**GIVEN INSTRUCTION**
Pull out every line with the word "rectification".

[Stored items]
-- Start --
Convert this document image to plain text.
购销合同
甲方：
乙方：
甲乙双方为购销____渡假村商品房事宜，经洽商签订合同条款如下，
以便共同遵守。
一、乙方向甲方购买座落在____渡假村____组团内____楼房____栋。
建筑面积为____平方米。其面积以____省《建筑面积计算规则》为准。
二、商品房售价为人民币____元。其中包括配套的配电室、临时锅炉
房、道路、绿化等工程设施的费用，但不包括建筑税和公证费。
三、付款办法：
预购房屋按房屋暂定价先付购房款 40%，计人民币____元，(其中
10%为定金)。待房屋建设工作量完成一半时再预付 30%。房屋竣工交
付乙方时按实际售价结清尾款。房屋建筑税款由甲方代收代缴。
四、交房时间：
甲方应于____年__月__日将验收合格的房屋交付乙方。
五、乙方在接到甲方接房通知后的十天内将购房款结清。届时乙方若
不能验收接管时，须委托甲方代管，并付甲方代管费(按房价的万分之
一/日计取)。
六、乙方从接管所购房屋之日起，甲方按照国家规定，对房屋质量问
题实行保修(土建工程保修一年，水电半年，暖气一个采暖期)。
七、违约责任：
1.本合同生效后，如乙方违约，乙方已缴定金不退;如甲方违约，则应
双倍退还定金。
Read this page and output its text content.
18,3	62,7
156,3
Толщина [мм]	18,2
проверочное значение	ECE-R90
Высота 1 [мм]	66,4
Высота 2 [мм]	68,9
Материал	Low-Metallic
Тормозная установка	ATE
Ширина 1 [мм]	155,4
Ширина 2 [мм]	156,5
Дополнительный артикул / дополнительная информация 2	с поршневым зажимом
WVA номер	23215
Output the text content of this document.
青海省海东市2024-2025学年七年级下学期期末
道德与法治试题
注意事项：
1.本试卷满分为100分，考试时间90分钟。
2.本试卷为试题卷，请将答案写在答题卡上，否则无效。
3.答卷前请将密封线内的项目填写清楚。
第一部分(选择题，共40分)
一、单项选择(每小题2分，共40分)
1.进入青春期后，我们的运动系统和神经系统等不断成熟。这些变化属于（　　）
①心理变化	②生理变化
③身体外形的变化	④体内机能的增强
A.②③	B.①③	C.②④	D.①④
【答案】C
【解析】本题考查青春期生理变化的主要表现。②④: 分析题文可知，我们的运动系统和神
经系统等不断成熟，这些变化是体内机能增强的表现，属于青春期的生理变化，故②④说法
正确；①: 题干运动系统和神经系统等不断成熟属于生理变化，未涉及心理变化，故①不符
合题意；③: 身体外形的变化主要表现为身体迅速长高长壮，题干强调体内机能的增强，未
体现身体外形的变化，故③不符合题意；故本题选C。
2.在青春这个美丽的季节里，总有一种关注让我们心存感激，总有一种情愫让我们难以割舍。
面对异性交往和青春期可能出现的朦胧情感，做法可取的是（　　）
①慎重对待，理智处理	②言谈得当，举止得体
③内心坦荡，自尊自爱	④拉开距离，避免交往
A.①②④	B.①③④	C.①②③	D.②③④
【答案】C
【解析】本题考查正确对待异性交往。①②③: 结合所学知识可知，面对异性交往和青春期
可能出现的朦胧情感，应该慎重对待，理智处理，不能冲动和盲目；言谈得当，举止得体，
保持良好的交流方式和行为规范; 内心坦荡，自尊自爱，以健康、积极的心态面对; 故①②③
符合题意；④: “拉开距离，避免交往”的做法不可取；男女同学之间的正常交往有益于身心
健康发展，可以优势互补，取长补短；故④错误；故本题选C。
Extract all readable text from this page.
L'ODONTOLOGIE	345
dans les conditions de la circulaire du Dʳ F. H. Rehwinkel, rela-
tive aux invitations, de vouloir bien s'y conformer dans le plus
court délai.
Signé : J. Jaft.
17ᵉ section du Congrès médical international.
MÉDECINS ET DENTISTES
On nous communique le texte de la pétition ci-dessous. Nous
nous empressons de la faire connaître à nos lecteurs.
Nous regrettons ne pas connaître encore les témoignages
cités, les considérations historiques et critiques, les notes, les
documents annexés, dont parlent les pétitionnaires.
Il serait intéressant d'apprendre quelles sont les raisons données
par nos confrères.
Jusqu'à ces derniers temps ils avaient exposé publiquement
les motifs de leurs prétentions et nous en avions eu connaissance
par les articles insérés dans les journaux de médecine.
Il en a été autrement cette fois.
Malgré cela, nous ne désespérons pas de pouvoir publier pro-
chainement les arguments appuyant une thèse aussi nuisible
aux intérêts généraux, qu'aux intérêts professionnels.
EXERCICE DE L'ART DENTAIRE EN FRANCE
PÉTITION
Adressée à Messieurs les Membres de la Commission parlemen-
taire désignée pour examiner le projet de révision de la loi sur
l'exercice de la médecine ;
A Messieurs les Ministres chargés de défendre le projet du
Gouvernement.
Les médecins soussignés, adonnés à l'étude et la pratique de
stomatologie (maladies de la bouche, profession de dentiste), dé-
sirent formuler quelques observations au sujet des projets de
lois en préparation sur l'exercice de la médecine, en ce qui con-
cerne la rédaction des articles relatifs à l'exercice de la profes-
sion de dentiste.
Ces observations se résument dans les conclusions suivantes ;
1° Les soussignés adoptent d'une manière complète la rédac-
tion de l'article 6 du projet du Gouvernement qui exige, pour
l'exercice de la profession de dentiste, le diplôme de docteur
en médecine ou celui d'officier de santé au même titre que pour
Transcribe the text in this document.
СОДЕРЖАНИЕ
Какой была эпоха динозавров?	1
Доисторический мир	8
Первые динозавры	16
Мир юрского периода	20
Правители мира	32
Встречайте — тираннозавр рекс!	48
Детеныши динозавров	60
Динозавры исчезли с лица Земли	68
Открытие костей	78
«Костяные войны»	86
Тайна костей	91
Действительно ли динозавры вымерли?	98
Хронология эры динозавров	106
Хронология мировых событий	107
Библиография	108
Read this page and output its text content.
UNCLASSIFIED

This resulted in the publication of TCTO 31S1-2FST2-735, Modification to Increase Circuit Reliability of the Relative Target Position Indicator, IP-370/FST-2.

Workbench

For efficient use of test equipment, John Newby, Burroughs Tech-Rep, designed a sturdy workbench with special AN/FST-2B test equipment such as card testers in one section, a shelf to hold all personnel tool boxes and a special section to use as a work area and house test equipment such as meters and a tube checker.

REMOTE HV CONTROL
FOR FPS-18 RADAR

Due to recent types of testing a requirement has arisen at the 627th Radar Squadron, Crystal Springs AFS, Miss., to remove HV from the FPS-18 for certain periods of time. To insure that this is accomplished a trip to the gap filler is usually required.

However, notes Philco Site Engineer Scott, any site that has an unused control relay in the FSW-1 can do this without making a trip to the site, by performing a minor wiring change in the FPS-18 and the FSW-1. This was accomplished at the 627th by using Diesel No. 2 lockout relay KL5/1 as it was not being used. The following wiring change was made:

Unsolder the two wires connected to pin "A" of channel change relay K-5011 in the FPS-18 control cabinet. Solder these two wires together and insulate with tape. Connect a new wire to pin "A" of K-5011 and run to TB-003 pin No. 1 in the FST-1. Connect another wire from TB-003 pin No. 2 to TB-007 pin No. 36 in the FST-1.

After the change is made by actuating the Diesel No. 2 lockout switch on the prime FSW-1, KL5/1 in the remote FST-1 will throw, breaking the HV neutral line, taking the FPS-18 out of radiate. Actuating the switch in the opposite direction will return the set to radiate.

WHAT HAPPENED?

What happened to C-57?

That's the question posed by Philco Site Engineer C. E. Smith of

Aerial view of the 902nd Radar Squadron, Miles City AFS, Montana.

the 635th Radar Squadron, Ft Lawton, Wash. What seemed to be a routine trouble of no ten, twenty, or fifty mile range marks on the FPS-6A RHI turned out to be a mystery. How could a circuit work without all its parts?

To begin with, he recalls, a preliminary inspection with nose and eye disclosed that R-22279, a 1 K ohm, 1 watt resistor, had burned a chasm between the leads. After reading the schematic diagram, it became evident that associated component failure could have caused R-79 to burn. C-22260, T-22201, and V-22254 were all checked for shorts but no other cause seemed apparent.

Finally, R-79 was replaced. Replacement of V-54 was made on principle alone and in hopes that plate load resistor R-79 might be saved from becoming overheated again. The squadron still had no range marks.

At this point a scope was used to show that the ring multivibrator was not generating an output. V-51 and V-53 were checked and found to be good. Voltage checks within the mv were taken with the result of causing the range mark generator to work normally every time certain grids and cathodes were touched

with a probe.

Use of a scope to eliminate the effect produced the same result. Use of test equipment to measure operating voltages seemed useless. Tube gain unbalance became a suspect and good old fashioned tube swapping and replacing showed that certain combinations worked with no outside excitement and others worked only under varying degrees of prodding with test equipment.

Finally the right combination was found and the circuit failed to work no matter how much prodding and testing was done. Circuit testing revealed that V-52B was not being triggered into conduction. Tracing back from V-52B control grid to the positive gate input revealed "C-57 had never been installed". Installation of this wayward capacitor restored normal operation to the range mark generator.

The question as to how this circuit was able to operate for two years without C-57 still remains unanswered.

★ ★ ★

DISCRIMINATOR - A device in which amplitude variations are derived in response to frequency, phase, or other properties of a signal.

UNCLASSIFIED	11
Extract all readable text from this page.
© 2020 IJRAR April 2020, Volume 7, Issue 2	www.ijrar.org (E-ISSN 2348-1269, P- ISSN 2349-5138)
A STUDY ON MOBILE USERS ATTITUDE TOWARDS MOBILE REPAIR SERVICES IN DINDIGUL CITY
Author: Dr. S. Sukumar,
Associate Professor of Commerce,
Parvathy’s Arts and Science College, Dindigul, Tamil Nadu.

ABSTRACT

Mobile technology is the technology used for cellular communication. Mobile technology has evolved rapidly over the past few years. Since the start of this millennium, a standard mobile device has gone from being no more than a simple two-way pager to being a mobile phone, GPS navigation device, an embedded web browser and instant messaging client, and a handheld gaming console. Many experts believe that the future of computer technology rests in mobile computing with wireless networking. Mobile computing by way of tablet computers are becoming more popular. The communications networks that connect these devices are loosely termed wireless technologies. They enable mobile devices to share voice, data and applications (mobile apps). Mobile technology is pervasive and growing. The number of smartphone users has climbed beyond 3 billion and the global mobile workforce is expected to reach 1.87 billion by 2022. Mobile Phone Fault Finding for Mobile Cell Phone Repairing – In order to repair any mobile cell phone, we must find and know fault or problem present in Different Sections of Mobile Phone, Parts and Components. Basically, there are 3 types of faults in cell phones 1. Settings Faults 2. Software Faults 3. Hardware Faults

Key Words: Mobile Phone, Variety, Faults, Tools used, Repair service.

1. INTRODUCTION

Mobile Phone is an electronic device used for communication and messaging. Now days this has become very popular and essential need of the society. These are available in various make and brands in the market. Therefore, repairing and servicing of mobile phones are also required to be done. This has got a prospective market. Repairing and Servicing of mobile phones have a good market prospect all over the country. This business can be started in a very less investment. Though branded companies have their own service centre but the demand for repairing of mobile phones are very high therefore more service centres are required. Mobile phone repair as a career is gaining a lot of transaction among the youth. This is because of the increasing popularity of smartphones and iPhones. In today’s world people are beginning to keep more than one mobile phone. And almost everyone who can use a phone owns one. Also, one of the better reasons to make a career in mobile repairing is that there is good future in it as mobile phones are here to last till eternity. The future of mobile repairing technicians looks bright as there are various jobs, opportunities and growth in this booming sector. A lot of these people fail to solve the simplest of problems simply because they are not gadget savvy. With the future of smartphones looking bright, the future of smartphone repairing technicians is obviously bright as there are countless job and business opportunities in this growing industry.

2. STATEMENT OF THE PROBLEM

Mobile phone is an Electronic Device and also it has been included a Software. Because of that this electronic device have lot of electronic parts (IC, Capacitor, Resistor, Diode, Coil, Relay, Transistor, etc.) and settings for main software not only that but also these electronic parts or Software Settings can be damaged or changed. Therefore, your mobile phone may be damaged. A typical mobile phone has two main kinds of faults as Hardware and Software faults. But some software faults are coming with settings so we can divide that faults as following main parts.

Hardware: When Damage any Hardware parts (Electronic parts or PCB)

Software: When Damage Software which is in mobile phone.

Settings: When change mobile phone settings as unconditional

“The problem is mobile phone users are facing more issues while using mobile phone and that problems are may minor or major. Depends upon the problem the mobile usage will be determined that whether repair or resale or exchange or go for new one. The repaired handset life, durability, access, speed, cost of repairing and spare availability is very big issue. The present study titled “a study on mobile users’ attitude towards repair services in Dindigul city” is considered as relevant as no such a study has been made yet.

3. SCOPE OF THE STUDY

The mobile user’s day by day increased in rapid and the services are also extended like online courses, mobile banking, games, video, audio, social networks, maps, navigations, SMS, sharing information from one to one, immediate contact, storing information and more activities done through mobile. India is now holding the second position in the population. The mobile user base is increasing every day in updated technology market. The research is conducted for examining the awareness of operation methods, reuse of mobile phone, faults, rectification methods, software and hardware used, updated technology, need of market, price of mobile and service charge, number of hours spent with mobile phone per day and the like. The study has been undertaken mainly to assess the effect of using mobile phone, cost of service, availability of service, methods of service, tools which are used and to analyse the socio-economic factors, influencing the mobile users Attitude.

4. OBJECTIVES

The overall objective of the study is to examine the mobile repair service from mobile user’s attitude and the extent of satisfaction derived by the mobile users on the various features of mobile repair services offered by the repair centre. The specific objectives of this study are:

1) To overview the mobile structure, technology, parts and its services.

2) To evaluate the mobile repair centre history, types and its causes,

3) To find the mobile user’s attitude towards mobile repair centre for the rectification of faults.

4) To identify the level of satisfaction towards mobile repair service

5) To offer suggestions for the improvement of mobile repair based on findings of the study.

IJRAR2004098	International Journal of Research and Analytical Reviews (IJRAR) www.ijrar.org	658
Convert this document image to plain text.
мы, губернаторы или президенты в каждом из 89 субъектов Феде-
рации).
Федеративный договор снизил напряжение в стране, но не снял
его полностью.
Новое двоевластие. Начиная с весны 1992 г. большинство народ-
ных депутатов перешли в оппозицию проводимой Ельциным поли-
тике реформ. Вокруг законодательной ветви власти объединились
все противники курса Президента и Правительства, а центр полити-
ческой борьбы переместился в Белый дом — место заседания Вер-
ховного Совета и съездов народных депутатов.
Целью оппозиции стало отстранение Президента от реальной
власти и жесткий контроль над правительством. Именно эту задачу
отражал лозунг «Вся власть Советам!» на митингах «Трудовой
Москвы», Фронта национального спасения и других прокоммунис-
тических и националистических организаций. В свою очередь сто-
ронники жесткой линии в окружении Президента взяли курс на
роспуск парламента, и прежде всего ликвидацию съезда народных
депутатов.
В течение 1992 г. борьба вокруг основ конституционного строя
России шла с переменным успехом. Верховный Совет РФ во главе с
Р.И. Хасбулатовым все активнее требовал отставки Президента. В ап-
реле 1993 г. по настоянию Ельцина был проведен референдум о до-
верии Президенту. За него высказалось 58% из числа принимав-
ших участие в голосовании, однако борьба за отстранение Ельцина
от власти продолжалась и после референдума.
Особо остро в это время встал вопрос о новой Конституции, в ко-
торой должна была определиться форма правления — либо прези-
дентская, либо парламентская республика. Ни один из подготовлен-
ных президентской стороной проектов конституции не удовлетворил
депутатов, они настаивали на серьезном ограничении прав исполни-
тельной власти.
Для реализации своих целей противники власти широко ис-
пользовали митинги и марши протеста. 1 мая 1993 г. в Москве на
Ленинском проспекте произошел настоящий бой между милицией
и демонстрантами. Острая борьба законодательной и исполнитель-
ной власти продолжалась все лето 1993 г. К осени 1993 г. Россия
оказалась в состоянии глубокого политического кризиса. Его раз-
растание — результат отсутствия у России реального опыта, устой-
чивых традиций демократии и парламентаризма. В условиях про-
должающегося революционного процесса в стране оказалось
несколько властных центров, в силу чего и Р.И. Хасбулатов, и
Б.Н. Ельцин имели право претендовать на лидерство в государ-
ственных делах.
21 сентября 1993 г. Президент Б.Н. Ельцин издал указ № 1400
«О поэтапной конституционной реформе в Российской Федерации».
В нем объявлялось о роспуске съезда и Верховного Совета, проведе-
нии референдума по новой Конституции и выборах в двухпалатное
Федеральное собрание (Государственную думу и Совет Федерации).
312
-- End --
**RESPONSE BELOW**
The mobile user’s day by day increased in rapid and the services are also extended like online courses, mobile banking, games, video, audio, social networks, maps, navigations, SMS, sharing information from one to one, immediate contact, storing information and more activities done through mobile. India is now holding the second position in the population. The mobile user base is increasing every day in updated technology market. The research is conducted for examining the awareness of operation methods, reuse of mobile phone, faults, rectification methods, software and hardware used, updated technology, need of market, price of mobile and service charge, number of hours spent with mobile phone per day and the like. The study has been undertaken mainly to assess the effect of using mobile phone, cost of service, availability of service, methods of service, tools which are used and to analyse the socio-economic factors, influencing the mobile users Attitude.
3) To find the mobile user’s attitude towards mobile repair centre for the rectification of faults.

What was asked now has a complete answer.